Data entries:
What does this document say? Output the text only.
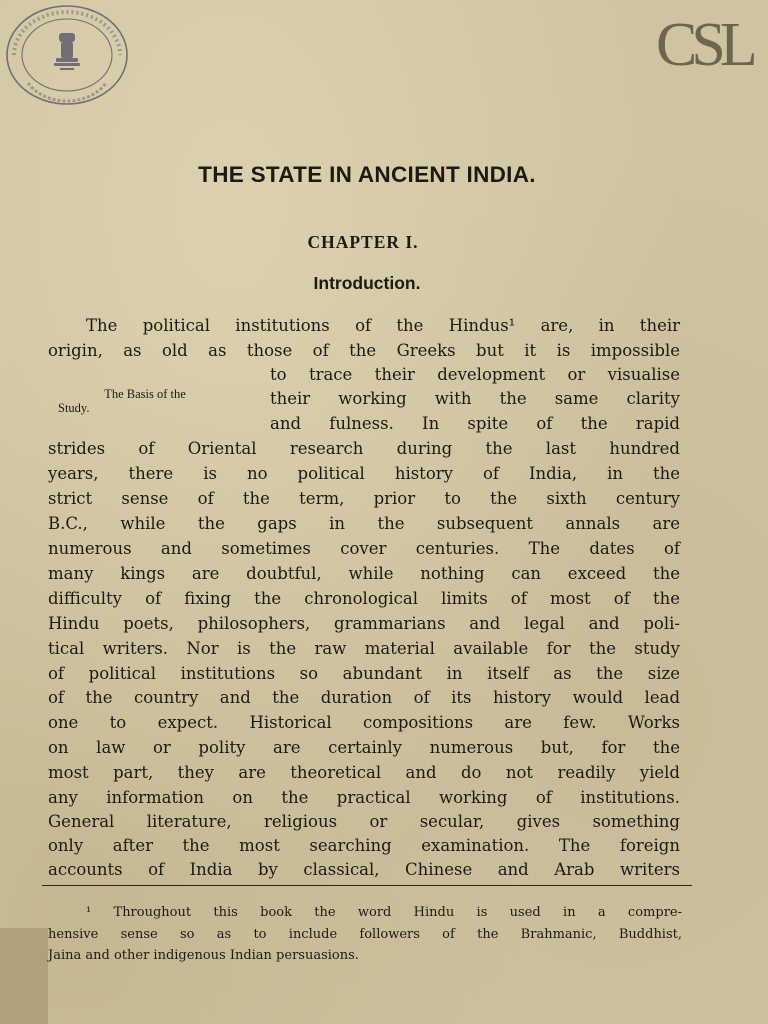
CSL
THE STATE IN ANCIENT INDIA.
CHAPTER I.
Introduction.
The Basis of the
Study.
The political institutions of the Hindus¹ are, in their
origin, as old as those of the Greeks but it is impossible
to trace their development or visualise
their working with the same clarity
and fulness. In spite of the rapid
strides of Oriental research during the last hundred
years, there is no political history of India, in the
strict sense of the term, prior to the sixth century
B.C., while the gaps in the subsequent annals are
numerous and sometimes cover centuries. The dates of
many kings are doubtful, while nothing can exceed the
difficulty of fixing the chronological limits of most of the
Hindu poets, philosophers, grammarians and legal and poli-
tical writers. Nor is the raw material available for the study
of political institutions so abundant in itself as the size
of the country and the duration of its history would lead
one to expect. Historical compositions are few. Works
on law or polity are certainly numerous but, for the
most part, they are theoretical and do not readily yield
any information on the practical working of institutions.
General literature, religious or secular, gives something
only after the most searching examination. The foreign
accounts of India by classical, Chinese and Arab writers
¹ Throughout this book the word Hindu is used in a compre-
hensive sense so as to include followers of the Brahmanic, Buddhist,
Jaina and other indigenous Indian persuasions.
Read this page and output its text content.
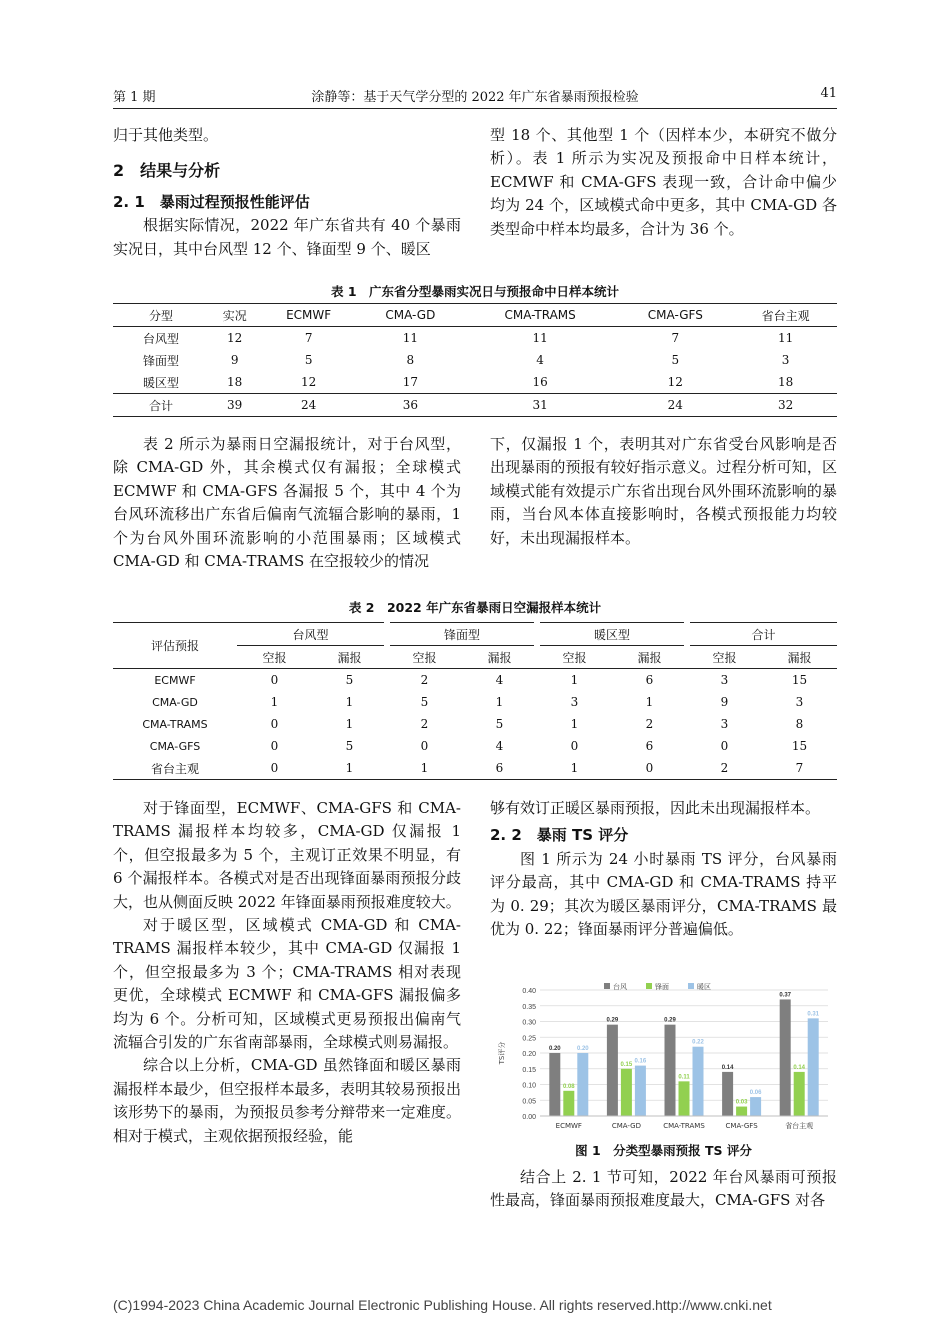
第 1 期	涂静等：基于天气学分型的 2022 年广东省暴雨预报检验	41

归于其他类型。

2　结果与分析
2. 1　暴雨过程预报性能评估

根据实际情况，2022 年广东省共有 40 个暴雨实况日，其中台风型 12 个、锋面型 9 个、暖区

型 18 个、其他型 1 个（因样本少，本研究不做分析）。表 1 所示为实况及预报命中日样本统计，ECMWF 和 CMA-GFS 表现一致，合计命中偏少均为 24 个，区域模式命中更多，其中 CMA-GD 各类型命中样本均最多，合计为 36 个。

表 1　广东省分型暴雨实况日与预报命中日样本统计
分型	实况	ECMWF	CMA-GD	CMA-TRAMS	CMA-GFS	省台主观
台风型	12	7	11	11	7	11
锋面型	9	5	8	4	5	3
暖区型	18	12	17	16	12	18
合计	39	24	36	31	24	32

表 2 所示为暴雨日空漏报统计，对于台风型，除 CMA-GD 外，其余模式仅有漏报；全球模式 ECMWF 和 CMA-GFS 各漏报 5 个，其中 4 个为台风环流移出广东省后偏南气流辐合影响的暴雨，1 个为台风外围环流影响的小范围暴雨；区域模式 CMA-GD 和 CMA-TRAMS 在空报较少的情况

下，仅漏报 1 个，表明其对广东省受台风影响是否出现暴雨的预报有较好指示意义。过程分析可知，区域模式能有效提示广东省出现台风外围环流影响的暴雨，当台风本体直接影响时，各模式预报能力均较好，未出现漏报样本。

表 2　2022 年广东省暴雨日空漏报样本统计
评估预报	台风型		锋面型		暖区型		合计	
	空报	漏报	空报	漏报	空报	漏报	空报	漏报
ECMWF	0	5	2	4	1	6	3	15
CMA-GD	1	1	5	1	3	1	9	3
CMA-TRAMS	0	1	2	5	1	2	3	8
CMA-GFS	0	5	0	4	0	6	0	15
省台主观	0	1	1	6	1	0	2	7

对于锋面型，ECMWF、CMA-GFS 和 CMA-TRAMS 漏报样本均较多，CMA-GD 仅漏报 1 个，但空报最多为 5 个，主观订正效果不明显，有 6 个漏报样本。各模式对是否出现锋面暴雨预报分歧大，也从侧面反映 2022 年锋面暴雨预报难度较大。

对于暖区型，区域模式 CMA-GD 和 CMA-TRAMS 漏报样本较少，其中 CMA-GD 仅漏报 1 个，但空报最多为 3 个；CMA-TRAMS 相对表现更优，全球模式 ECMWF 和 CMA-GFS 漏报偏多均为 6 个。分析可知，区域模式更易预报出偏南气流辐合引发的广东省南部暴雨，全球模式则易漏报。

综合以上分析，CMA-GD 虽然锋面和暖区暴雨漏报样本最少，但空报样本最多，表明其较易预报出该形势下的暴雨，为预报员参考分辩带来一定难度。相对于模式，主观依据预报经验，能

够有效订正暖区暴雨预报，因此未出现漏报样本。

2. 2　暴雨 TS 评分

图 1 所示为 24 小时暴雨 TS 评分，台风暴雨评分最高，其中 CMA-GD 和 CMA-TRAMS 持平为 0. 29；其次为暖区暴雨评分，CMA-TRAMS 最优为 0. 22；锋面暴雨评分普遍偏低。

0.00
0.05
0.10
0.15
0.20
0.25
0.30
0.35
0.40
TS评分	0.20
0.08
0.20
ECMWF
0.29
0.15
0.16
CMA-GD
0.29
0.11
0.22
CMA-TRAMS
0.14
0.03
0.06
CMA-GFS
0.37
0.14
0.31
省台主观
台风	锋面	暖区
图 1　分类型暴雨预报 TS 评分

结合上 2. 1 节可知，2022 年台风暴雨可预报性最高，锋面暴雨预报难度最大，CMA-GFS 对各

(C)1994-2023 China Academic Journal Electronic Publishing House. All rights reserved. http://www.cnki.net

* * *

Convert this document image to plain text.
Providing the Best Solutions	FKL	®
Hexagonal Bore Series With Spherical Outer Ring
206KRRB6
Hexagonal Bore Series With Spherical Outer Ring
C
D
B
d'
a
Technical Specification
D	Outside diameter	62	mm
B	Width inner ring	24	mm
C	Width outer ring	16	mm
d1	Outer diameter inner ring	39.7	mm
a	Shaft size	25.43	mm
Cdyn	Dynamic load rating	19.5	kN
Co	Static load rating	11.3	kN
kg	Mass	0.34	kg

* * *

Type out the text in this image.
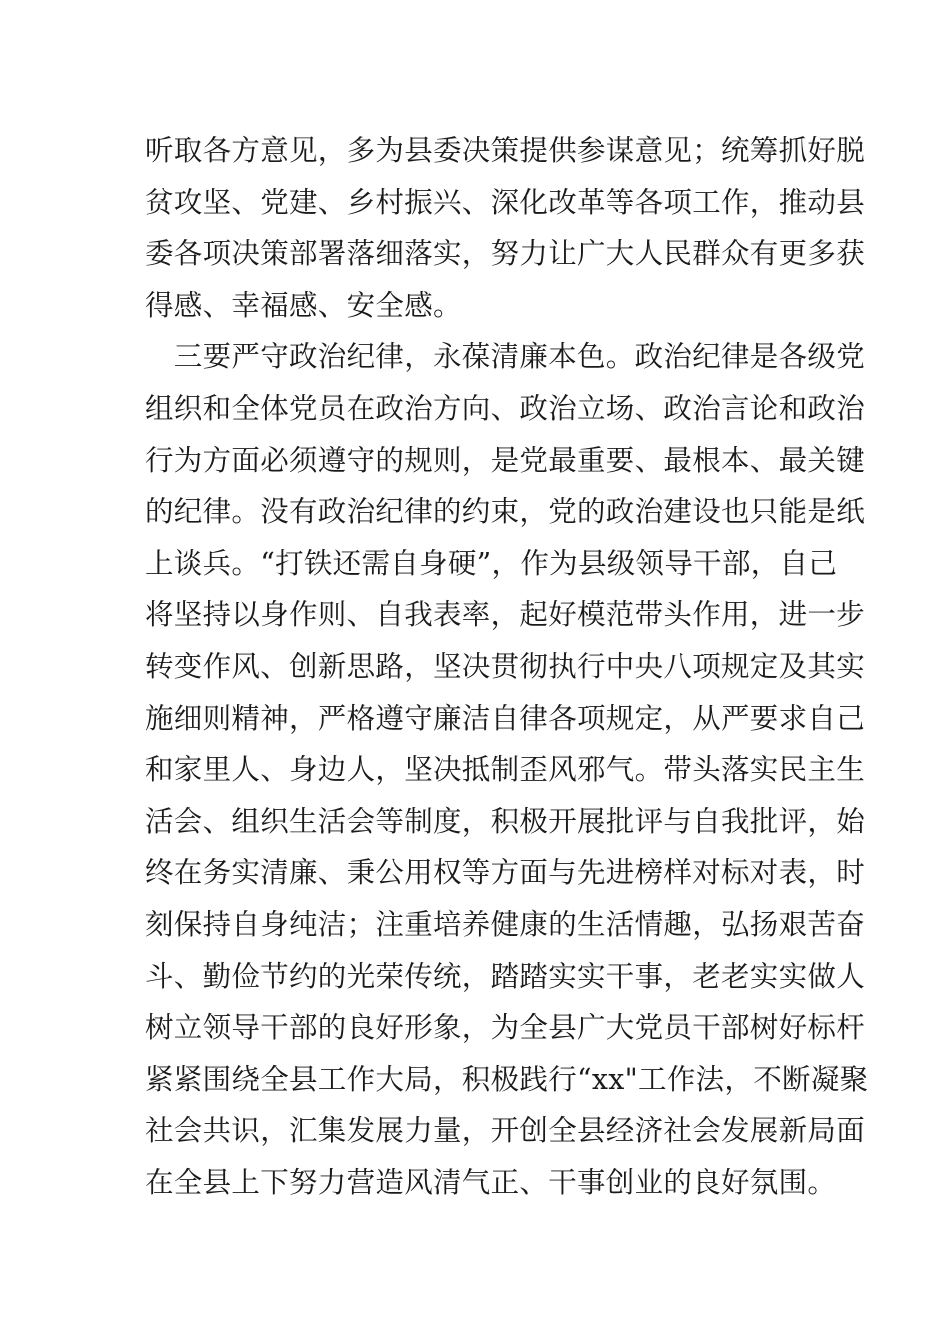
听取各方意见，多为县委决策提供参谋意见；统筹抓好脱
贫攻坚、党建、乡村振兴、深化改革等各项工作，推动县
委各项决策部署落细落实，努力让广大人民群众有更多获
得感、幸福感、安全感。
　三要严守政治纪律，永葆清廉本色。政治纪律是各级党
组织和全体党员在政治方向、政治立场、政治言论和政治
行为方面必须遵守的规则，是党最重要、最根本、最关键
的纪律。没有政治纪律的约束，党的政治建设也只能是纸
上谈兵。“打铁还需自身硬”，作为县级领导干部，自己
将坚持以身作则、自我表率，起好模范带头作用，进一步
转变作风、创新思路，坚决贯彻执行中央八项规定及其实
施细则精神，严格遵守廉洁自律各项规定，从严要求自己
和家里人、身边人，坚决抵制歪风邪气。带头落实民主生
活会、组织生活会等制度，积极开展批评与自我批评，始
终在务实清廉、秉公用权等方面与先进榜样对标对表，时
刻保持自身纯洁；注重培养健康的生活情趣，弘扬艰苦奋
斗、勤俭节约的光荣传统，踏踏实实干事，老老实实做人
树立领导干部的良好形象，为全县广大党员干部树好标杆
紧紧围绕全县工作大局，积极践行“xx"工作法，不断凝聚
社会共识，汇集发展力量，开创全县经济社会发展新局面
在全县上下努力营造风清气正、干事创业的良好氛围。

WHAT IS ASKED: Look through the entries above; copy every line holding the string "history".

THE RESPONSE:
years, there is no political history of India, in the
of the country and the duration of its history would lead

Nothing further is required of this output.